Required task ::
Write out every entry word for word.

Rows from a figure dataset
________________________

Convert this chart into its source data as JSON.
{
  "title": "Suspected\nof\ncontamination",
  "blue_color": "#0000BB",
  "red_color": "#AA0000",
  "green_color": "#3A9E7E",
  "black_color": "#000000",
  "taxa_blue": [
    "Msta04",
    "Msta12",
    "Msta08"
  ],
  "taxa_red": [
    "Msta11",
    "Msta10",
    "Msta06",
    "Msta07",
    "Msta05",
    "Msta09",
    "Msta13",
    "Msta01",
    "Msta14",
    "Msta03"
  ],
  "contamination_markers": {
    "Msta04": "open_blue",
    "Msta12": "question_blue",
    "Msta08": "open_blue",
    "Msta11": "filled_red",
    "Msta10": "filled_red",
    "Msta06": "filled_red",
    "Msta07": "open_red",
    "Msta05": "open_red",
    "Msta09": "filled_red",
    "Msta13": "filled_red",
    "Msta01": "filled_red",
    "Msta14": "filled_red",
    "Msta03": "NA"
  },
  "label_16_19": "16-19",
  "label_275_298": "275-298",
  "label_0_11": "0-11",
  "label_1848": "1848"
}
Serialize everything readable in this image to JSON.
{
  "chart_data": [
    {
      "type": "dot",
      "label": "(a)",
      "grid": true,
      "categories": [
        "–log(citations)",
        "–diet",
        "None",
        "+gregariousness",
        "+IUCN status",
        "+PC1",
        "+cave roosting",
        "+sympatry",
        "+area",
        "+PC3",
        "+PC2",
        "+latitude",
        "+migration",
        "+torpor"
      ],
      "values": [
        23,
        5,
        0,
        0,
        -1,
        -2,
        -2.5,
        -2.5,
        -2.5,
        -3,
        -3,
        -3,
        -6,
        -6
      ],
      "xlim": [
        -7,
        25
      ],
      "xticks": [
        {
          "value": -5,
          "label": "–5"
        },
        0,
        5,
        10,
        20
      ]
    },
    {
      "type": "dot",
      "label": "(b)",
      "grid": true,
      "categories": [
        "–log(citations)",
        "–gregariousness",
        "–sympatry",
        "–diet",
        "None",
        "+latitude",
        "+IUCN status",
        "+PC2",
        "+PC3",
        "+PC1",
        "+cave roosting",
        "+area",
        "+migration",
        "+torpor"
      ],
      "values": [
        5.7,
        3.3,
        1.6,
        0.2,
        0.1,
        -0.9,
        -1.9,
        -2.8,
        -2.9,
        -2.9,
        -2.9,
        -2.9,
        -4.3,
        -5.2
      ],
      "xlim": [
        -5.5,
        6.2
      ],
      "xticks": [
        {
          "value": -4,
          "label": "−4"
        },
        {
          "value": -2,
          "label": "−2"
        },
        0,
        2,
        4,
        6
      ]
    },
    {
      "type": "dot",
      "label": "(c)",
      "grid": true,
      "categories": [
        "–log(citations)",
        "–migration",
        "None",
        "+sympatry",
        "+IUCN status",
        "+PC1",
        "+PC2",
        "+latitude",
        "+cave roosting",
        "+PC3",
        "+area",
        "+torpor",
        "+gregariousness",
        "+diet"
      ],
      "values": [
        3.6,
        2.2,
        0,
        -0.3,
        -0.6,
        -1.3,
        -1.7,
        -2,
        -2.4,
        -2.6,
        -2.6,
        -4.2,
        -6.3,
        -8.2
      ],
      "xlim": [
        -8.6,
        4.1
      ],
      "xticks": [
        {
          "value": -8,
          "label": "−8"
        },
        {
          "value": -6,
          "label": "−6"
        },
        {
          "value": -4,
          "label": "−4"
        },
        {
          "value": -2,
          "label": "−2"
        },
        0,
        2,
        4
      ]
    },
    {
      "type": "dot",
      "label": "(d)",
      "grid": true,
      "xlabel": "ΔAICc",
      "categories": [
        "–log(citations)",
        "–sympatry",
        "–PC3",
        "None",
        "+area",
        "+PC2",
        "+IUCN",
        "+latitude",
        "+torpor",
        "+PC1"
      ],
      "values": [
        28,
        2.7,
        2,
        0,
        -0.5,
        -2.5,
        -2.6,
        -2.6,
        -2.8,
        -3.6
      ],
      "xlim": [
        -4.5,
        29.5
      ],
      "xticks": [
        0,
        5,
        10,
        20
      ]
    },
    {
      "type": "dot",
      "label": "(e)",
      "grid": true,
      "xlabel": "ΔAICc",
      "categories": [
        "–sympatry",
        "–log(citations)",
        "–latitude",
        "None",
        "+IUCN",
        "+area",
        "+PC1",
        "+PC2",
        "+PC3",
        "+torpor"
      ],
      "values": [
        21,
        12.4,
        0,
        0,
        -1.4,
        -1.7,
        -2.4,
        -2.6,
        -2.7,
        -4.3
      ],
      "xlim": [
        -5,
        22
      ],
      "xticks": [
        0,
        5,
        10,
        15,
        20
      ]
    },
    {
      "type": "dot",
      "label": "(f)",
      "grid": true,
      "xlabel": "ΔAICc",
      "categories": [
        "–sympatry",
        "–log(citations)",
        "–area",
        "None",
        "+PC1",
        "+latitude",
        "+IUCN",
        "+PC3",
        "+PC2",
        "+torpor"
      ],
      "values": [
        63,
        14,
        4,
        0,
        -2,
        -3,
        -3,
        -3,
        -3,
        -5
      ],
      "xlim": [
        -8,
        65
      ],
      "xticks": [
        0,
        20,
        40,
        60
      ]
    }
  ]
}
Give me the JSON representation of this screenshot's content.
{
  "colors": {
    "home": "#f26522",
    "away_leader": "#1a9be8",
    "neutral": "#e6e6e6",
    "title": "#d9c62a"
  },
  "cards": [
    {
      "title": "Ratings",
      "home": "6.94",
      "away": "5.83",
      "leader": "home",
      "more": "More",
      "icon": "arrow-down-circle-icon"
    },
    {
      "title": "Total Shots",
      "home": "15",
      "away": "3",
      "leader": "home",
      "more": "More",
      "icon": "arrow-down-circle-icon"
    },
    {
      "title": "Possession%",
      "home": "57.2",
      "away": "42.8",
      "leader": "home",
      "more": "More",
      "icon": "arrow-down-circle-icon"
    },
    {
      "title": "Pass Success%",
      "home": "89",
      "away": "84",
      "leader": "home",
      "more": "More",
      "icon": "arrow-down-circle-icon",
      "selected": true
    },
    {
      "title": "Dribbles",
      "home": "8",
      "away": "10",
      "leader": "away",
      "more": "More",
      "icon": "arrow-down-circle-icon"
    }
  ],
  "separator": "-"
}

________________________

Answer to this problem ::
Convert this chart into its source data as JSON.
{
  "title": "Suspected\nof\ncontamination",
  "blue_color": "#0000BB",
  "red_color": "#AA0000",
  "green_color": "#3A9E7E",
  "black_color": "#000000",
  "taxa_blue": [
    "Msta04",
    "Msta12",
    "Msta08"
  ],
  "taxa_red": [
    "Msta11",
    "Msta10",
    "Msta06",
    "Msta07",
    "Msta05",
    "Msta09",
    "Msta13",
    "Msta01",
    "Msta14",
    "Msta03"
  ],
  "contamination_markers": {
    "Msta04": "open_blue",
    "Msta12": "question_blue",
    "Msta08": "open_blue",
    "Msta11": "filled_red",
    "Msta10": "filled_red",
    "Msta06": "filled_red",
    "Msta07": "open_red",
    "Msta05": "open_red",
    "Msta09": "filled_red",
    "Msta13": "filled_red",
    "Msta01": "filled_red",
    "Msta14": "filled_red",
    "Msta03": "NA"
  },
  "label_16_19": "16-19",
  "label_275_298": "275-298",
  "label_0_11": "0-11",
  "label_1848": "1848"
}
Serialize everything readable in this image to JSON.
{
  "chart_data": [
    {
      "type": "dot",
      "label": "(a)",
      "grid": true,
      "categories": [
        "–log(citations)",
        "–diet",
        "None",
        "+gregariousness",
        "+IUCN status",
        "+PC1",
        "+cave roosting",
        "+sympatry",
        "+area",
        "+PC3",
        "+PC2",
        "+latitude",
        "+migration",
        "+torpor"
      ],
      "values": [
        23,
        5,
        0,
        0,
        -1,
        -2,
        -2.5,
        -2.5,
        -2.5,
        -3,
        -3,
        -3,
        -6,
        -6
      ],
      "xlim": [
        -7,
        25
      ],
      "xticks": [
        {
          "value": -5,
          "label": "–5"
        },
        0,
        5,
        10,
        20
      ]
    },
    {
      "type": "dot",
      "label": "(b)",
      "grid": true,
      "categories": [
        "–log(citations)",
        "–gregariousness",
        "–sympatry",
        "–diet",
        "None",
        "+latitude",
        "+IUCN status",
        "+PC2",
        "+PC3",
        "+PC1",
        "+cave roosting",
        "+area",
        "+migration",
        "+torpor"
      ],
      "values": [
        5.7,
        3.3,
        1.6,
        0.2,
        0.1,
        -0.9,
        -1.9,
        -2.8,
        -2.9,
        -2.9,
        -2.9,
        -2.9,
        -4.3,
        -5.2
      ],
      "xlim": [
        -5.5,
        6.2
      ],
      "xticks": [
        {
          "value": -4,
          "label": "−4"
        },
        {
          "value": -2,
          "label": "−2"
        },
        0,
        2,
        4,
        6
      ]
    },
    {
      "type": "dot",
      "label": "(c)",
      "grid": true,
      "categories": [
        "–log(citations)",
        "–migration",
        "None",
        "+sympatry",
        "+IUCN status",
        "+PC1",
        "+PC2",
        "+latitude",
        "+cave roosting",
        "+PC3",
        "+area",
        "+torpor",
        "+gregariousness",
        "+diet"
      ],
      "values": [
        3.6,
        2.2,
        0,
        -0.3,
        -0.6,
        -1.3,
        -1.7,
        -2,
        -2.4,
        -2.6,
        -2.6,
        -4.2,
        -6.3,
        -8.2
      ],
      "xlim": [
        -8.6,
        4.1
      ],
      "xticks": [
        {
          "value": -8,
          "label": "−8"
        },
        {
          "value": -6,
          "label": "−6"
        },
        {
          "value": -4,
          "label": "−4"
        },
        {
          "value": -2,
          "label": "−2"
        },
        0,
        2,
        4
      ]
    },
    {
      "type": "dot",
      "label": "(d)",
      "grid": true,
      "xlabel": "ΔAICc",
      "categories": [
        "–log(citations)",
        "–sympatry",
        "–PC3",
        "None",
        "+area",
        "+PC2",
        "+IUCN",
        "+latitude",
        "+torpor",
        "+PC1"
      ],
      "values": [
        28,
        2.7,
        2,
        0,
        -0.5,
        -2.5,
        -2.6,
        -2.6,
        -2.8,
        -3.6
      ],
      "xlim": [
        -4.5,
        29.5
      ],
      "xticks": [
        0,
        5,
        10,
        20
      ]
    },
    {
      "type": "dot",
      "label": "(e)",
      "grid": true,
      "xlabel": "ΔAICc",
      "categories": [
        "–sympatry",
        "–log(citations)",
        "–latitude",
        "None",
        "+IUCN",
        "+area",
        "+PC1",
        "+PC2",
        "+PC3",
        "+torpor"
      ],
      "values": [
        21,
        12.4,
        0,
        0,
        -1.4,
        -1.7,
        -2.4,
        -2.6,
        -2.7,
        -4.3
      ],
      "xlim": [
        -5,
        22
      ],
      "xticks": [
        0,
        5,
        10,
        15,
        20
      ]
    },
    {
      "type": "dot",
      "label": "(f)",
      "grid": true,
      "xlabel": "ΔAICc",
      "categories": [
        "–sympatry",
        "–log(citations)",
        "–area",
        "None",
        "+PC1",
        "+latitude",
        "+IUCN",
        "+PC3",
        "+PC2",
        "+torpor"
      ],
      "values": [
        63,
        14,
        4,
        0,
        -2,
        -3,
        -3,
        -3,
        -3,
        -5
      ],
      "xlim": [
        -8,
        65
      ],
      "xticks": [
        0,
        20,
        40,
        60
      ]
    }
  ]
}
Give me the JSON representation of this screenshot's content.
{
  "colors": {
    "home": "#f26522",
    "away_leader": "#1a9be8",
    "neutral": "#e6e6e6",
    "title": "#d9c62a"
  },
  "cards": [
    {
      "title": "Ratings",
      "home": "6.94",
      "away": "5.83",
      "leader": "home",
      "more": "More",
      "icon": "arrow-down-circle-icon"
    },
    {
      "title": "Total Shots",
      "home": "15",
      "away": "3",
      "leader": "home",
      "more": "More",
      "icon": "arrow-down-circle-icon"
    },
    {
      "title": "Possession%",
      "home": "57.2",
      "away": "42.8",
      "leader": "home",
      "more": "More",
      "icon": "arrow-down-circle-icon"
    },
    {
      "title": "Pass Success%",
      "home": "89",
      "away": "84",
      "leader": "home",
      "more": "More",
      "icon": "arrow-down-circle-icon",
      "selected": true
    },
    {
      "title": "Dribbles",
      "home": "8",
      "away": "10",
      "leader": "away",
      "more": "More",
      "icon": "arrow-down-circle-icon"
    }
  ],
  "separator": "-"
}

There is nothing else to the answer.